● **PROBLEM TO WORK ON**: Look through the records and report how many lines include the word "Have", with no other words.

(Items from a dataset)
⟨

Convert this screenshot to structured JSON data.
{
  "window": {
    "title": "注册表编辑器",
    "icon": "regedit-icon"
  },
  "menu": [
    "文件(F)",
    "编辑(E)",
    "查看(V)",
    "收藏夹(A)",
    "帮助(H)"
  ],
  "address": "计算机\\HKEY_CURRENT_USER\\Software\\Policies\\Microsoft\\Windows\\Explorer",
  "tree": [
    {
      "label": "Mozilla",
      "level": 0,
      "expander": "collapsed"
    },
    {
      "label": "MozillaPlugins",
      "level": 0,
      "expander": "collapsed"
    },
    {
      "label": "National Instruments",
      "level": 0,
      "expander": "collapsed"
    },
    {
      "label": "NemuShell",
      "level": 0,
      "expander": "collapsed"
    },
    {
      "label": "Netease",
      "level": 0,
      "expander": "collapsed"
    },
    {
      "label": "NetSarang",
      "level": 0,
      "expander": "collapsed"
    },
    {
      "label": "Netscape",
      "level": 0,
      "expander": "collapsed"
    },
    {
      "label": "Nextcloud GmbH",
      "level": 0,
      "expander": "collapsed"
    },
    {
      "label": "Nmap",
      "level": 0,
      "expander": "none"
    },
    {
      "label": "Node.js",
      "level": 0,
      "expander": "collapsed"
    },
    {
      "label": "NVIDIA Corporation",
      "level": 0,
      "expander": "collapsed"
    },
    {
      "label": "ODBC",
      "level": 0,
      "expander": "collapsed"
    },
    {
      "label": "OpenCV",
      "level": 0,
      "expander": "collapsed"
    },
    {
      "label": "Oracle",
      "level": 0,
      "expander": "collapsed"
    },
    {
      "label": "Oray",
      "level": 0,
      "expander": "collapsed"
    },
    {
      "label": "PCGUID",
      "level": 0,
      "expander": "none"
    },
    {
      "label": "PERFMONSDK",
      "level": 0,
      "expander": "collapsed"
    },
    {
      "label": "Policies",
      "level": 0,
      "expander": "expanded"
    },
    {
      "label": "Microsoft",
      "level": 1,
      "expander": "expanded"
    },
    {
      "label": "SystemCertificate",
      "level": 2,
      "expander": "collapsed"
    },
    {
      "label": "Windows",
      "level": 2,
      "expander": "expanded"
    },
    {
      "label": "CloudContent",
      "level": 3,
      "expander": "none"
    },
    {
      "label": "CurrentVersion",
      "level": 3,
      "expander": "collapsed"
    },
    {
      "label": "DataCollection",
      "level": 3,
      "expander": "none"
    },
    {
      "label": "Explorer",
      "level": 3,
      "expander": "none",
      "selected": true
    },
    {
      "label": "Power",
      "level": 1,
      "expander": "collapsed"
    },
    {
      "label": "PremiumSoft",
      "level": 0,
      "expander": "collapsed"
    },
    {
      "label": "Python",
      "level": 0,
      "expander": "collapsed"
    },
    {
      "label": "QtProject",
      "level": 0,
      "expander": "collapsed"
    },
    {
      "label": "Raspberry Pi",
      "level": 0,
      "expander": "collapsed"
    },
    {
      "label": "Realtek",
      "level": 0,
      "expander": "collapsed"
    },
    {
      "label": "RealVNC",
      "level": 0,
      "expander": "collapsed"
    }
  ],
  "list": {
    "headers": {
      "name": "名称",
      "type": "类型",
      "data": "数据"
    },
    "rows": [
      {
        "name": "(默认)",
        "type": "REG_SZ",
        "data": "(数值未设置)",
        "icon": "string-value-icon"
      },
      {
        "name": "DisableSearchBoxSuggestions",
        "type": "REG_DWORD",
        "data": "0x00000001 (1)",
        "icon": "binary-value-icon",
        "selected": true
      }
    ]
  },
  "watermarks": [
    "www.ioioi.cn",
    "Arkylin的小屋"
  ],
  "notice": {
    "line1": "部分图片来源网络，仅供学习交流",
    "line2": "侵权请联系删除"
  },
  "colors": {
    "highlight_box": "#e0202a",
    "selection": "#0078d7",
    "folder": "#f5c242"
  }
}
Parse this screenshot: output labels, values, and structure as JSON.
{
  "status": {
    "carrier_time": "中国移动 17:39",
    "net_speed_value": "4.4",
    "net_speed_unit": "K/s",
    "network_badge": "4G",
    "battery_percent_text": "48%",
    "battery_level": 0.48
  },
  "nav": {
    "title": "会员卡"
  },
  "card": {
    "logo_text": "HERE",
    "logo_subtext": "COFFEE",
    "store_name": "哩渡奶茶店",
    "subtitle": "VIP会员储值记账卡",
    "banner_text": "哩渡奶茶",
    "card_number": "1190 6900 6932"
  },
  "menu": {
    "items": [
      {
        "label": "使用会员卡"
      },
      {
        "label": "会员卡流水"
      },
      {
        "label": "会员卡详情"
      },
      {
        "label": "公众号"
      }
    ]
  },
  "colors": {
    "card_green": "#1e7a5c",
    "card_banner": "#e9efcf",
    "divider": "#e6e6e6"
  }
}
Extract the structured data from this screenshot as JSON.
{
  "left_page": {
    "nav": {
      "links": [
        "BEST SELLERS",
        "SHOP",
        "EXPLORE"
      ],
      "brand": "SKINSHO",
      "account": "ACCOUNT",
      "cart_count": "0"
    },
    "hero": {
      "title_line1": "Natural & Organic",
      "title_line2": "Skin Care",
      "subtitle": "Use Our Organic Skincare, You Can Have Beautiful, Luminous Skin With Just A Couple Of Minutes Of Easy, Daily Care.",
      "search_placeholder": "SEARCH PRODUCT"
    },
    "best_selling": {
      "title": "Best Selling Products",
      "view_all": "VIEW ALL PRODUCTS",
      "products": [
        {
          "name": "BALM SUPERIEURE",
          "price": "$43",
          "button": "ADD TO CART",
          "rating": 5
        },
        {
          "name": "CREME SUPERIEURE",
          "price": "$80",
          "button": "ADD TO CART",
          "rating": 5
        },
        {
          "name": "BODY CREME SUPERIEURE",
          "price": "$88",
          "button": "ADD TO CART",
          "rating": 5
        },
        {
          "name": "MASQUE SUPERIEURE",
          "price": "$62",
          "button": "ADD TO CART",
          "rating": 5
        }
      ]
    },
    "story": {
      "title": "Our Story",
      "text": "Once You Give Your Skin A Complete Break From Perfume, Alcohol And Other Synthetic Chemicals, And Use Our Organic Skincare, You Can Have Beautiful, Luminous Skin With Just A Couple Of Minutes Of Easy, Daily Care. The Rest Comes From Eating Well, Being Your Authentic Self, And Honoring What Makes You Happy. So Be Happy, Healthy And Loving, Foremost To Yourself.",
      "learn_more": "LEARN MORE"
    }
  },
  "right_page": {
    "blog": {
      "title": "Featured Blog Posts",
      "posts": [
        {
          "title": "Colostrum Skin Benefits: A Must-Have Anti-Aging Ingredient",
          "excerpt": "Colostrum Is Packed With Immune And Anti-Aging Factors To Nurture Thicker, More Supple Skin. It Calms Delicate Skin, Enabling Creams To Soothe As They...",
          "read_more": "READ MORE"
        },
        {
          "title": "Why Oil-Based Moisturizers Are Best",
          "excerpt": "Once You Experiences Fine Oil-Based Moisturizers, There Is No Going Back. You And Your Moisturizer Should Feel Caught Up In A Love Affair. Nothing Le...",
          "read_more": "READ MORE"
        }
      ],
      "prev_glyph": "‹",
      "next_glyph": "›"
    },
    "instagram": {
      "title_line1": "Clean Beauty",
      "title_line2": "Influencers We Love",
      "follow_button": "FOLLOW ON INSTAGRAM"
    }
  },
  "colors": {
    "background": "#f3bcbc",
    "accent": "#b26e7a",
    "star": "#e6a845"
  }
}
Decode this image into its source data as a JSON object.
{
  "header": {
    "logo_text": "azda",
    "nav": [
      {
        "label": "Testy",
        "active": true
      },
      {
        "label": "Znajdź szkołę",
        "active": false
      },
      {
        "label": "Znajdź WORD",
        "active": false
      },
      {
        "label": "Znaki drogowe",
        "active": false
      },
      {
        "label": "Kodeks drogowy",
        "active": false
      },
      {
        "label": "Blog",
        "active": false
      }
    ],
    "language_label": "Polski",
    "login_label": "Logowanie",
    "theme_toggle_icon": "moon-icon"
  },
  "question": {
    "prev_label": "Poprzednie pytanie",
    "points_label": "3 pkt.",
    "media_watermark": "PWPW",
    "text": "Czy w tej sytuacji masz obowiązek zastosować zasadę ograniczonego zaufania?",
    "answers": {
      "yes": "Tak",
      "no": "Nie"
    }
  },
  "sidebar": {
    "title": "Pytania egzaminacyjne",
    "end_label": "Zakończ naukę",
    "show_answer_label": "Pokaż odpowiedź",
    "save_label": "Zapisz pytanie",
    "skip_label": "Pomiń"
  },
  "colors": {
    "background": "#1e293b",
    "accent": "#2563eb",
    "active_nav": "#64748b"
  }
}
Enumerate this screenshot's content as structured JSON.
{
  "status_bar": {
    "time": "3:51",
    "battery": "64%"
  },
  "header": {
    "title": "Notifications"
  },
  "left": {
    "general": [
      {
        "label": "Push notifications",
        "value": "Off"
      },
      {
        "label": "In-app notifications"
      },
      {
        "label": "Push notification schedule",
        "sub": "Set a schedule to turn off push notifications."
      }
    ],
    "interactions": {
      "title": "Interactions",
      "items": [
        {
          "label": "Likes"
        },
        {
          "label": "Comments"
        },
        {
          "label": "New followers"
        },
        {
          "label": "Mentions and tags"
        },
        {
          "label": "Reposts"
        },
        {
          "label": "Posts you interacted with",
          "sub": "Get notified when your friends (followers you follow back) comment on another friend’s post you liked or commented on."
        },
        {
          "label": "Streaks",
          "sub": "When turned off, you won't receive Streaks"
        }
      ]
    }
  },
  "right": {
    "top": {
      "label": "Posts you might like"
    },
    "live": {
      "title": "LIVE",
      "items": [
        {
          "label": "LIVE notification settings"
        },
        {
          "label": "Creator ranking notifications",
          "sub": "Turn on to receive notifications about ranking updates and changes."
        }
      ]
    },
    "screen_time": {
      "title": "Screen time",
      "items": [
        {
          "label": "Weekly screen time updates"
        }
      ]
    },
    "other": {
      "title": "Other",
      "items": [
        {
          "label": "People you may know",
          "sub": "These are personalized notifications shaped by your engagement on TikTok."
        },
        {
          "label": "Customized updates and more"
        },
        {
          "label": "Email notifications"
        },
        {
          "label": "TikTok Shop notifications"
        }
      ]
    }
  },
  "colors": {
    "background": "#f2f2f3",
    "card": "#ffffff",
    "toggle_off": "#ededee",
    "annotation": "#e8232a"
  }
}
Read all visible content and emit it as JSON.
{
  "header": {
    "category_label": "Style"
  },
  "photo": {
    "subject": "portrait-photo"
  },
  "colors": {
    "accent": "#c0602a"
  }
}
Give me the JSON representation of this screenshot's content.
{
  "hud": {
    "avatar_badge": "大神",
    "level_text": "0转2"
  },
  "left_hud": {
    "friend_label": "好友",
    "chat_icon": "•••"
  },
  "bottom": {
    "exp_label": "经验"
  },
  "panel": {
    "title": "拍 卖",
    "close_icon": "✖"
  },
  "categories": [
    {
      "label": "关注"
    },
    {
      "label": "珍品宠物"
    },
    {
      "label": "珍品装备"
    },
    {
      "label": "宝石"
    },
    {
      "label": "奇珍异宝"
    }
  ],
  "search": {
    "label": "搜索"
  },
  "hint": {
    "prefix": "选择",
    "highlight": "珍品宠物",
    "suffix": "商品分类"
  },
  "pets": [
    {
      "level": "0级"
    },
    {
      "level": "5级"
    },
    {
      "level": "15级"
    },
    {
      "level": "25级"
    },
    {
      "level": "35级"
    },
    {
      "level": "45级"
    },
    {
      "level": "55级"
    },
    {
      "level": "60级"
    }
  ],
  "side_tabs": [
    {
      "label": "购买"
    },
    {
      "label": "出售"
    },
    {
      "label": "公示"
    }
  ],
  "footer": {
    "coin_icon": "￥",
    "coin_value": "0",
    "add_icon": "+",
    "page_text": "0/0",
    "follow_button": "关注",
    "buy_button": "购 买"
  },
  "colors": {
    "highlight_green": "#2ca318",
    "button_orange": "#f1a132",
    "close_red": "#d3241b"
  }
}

⟩

● **RESULT OF THIS EXERCISE**: 3